*Do this*:
Print the listing that follows, character for character.
##########
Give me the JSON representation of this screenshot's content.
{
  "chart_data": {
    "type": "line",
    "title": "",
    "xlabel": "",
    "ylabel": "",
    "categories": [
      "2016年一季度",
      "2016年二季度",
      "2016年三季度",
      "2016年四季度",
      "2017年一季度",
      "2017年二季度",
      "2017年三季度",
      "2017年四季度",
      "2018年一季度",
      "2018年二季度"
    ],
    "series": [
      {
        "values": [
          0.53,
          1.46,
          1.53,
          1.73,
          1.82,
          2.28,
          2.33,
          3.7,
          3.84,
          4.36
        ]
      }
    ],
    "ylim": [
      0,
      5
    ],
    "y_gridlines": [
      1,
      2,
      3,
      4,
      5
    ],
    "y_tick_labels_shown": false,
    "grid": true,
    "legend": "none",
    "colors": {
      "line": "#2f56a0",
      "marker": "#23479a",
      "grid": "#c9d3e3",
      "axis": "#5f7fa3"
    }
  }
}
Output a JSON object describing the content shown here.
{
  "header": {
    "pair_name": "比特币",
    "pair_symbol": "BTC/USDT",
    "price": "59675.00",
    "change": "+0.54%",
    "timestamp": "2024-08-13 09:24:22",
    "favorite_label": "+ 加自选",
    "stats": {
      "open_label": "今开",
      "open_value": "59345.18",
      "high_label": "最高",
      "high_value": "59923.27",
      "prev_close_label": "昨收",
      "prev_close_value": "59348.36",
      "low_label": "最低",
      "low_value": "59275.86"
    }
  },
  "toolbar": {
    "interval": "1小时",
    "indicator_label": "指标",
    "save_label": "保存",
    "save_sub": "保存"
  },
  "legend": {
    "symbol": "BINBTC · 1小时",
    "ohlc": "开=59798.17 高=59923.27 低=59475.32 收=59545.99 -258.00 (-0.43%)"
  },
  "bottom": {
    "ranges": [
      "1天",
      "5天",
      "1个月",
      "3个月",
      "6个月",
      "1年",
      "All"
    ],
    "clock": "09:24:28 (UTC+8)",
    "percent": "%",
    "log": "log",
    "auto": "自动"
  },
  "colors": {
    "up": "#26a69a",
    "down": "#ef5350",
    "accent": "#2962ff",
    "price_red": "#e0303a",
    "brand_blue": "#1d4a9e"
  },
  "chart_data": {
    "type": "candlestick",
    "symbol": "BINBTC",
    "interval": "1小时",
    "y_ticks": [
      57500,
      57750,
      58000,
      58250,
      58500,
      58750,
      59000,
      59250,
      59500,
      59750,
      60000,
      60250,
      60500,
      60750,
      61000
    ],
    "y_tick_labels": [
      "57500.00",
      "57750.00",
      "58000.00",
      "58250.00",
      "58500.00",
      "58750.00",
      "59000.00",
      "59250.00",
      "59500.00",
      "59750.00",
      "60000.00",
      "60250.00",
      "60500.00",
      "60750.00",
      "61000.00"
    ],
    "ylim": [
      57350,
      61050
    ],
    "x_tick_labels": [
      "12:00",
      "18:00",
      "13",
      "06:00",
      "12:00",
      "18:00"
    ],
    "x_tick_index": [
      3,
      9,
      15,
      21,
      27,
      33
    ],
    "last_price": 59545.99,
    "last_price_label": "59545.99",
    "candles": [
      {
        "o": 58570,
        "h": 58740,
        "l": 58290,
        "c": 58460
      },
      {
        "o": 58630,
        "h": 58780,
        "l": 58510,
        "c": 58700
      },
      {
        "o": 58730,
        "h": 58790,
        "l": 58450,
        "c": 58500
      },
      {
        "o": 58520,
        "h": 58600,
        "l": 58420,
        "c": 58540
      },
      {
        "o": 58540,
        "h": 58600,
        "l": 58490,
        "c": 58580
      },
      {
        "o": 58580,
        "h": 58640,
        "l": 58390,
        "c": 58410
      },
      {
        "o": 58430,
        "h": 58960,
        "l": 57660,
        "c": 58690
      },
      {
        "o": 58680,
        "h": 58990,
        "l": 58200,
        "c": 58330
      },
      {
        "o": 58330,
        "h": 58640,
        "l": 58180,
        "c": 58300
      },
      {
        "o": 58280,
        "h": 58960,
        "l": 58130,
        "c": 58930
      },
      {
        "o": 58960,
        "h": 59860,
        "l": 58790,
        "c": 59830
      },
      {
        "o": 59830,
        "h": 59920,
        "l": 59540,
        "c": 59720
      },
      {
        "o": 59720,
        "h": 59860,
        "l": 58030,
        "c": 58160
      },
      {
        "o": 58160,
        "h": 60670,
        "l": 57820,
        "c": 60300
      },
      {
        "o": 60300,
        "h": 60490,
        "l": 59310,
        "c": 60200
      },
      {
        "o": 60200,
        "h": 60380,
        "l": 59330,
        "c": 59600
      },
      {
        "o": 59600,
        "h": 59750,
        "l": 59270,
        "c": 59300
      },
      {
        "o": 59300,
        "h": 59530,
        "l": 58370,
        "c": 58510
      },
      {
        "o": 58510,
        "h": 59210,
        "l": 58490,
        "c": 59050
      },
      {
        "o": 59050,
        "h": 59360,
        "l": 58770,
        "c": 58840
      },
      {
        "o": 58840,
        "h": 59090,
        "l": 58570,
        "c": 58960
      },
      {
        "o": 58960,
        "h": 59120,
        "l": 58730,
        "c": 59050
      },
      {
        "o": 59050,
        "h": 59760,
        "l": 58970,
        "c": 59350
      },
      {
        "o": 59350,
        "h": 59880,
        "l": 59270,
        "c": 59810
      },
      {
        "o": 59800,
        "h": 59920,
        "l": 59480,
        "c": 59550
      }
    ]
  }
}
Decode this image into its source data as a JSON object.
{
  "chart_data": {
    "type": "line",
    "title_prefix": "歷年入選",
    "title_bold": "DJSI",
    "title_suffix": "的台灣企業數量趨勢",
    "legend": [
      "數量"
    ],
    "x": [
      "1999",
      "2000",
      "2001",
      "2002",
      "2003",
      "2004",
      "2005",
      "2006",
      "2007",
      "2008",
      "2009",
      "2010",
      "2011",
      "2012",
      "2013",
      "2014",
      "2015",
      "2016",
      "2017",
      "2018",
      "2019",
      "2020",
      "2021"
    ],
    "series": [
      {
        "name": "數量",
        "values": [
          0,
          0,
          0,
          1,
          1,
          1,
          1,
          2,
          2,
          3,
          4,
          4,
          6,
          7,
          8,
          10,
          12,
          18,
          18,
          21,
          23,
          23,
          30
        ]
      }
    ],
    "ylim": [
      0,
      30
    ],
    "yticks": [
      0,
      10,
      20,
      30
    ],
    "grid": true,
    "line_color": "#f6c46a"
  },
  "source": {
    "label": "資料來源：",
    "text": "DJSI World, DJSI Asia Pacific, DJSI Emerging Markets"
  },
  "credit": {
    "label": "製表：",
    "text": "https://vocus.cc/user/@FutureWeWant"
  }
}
##########
*Final result*:
Give me the JSON representation of this screenshot's content.
{
  "chart_data": {
    "type": "line",
    "title": "",
    "xlabel": "",
    "ylabel": "",
    "categories": [
      "2016年一季度",
      "2016年二季度",
      "2016年三季度",
      "2016年四季度",
      "2017年一季度",
      "2017年二季度",
      "2017年三季度",
      "2017年四季度",
      "2018年一季度",
      "2018年二季度"
    ],
    "series": [
      {
        "values": [
          0.53,
          1.46,
          1.53,
          1.73,
          1.82,
          2.28,
          2.33,
          3.7,
          3.84,
          4.36
        ]
      }
    ],
    "ylim": [
      0,
      5
    ],
    "y_gridlines": [
      1,
      2,
      3,
      4,
      5
    ],
    "y_tick_labels_shown": false,
    "grid": true,
    "legend": "none",
    "colors": {
      "line": "#2f56a0",
      "marker": "#23479a",
      "grid": "#c9d3e3",
      "axis": "#5f7fa3"
    }
  }
}
Output a JSON object describing the content shown here.
{
  "header": {
    "pair_name": "比特币",
    "pair_symbol": "BTC/USDT",
    "price": "59675.00",
    "change": "+0.54%",
    "timestamp": "2024-08-13 09:24:22",
    "favorite_label": "+ 加自选",
    "stats": {
      "open_label": "今开",
      "open_value": "59345.18",
      "high_label": "最高",
      "high_value": "59923.27",
      "prev_close_label": "昨收",
      "prev_close_value": "59348.36",
      "low_label": "最低",
      "low_value": "59275.86"
    }
  },
  "toolbar": {
    "interval": "1小时",
    "indicator_label": "指标",
    "save_label": "保存",
    "save_sub": "保存"
  },
  "legend": {
    "symbol": "BINBTC · 1小时",
    "ohlc": "开=59798.17 高=59923.27 低=59475.32 收=59545.99 -258.00 (-0.43%)"
  },
  "bottom": {
    "ranges": [
      "1天",
      "5天",
      "1个月",
      "3个月",
      "6个月",
      "1年",
      "All"
    ],
    "clock": "09:24:28 (UTC+8)",
    "percent": "%",
    "log": "log",
    "auto": "自动"
  },
  "colors": {
    "up": "#26a69a",
    "down": "#ef5350",
    "accent": "#2962ff",
    "price_red": "#e0303a",
    "brand_blue": "#1d4a9e"
  },
  "chart_data": {
    "type": "candlestick",
    "symbol": "BINBTC",
    "interval": "1小时",
    "y_ticks": [
      57500,
      57750,
      58000,
      58250,
      58500,
      58750,
      59000,
      59250,
      59500,
      59750,
      60000,
      60250,
      60500,
      60750,
      61000
    ],
    "y_tick_labels": [
      "57500.00",
      "57750.00",
      "58000.00",
      "58250.00",
      "58500.00",
      "58750.00",
      "59000.00",
      "59250.00",
      "59500.00",
      "59750.00",
      "60000.00",
      "60250.00",
      "60500.00",
      "60750.00",
      "61000.00"
    ],
    "ylim": [
      57350,
      61050
    ],
    "x_tick_labels": [
      "12:00",
      "18:00",
      "13",
      "06:00",
      "12:00",
      "18:00"
    ],
    "x_tick_index": [
      3,
      9,
      15,
      21,
      27,
      33
    ],
    "last_price": 59545.99,
    "last_price_label": "59545.99",
    "candles": [
      {
        "o": 58570,
        "h": 58740,
        "l": 58290,
        "c": 58460
      },
      {
        "o": 58630,
        "h": 58780,
        "l": 58510,
        "c": 58700
      },
      {
        "o": 58730,
        "h": 58790,
        "l": 58450,
        "c": 58500
      },
      {
        "o": 58520,
        "h": 58600,
        "l": 58420,
        "c": 58540
      },
      {
        "o": 58540,
        "h": 58600,
        "l": 58490,
        "c": 58580
      },
      {
        "o": 58580,
        "h": 58640,
        "l": 58390,
        "c": 58410
      },
      {
        "o": 58430,
        "h": 58960,
        "l": 57660,
        "c": 58690
      },
      {
        "o": 58680,
        "h": 58990,
        "l": 58200,
        "c": 58330
      },
      {
        "o": 58330,
        "h": 58640,
        "l": 58180,
        "c": 58300
      },
      {
        "o": 58280,
        "h": 58960,
        "l": 58130,
        "c": 58930
      },
      {
        "o": 58960,
        "h": 59860,
        "l": 58790,
        "c": 59830
      },
      {
        "o": 59830,
        "h": 59920,
        "l": 59540,
        "c": 59720
      },
      {
        "o": 59720,
        "h": 59860,
        "l": 58030,
        "c": 58160
      },
      {
        "o": 58160,
        "h": 60670,
        "l": 57820,
        "c": 60300
      },
      {
        "o": 60300,
        "h": 60490,
        "l": 59310,
        "c": 60200
      },
      {
        "o": 60200,
        "h": 60380,
        "l": 59330,
        "c": 59600
      },
      {
        "o": 59600,
        "h": 59750,
        "l": 59270,
        "c": 59300
      },
      {
        "o": 59300,
        "h": 59530,
        "l": 58370,
        "c": 58510
      },
      {
        "o": 58510,
        "h": 59210,
        "l": 58490,
        "c": 59050
      },
      {
        "o": 59050,
        "h": 59360,
        "l": 58770,
        "c": 58840
      },
      {
        "o": 58840,
        "h": 59090,
        "l": 58570,
        "c": 58960
      },
      {
        "o": 58960,
        "h": 59120,
        "l": 58730,
        "c": 59050
      },
      {
        "o": 59050,
        "h": 59760,
        "l": 58970,
        "c": 59350
      },
      {
        "o": 59350,
        "h": 59880,
        "l": 59270,
        "c": 59810
      },
      {
        "o": 59800,
        "h": 59920,
        "l": 59480,
        "c": 59550
      }
    ]
  }
}
Decode this image into its source data as a JSON object.
{
  "chart_data": {
    "type": "line",
    "title_prefix": "歷年入選",
    "title_bold": "DJSI",
    "title_suffix": "的台灣企業數量趨勢",
    "legend": [
      "數量"
    ],
    "x": [
      "1999",
      "2000",
      "2001",
      "2002",
      "2003",
      "2004",
      "2005",
      "2006",
      "2007",
      "2008",
      "2009",
      "2010",
      "2011",
      "2012",
      "2013",
      "2014",
      "2015",
      "2016",
      "2017",
      "2018",
      "2019",
      "2020",
      "2021"
    ],
    "series": [
      {
        "name": "數量",
        "values": [
          0,
          0,
          0,
          1,
          1,
          1,
          1,
          2,
          2,
          3,
          4,
          4,
          6,
          7,
          8,
          10,
          12,
          18,
          18,
          21,
          23,
          23,
          30
        ]
      }
    ],
    "ylim": [
      0,
      30
    ],
    "yticks": [
      0,
      10,
      20,
      30
    ],
    "grid": true,
    "line_color": "#f6c46a"
  },
  "source": {
    "label": "資料來源：",
    "text": "DJSI World, DJSI Asia Pacific, DJSI Emerging Markets"
  },
  "credit": {
    "label": "製表：",
    "text": "https://vocus.cc/user/@FutureWeWant"
  }
}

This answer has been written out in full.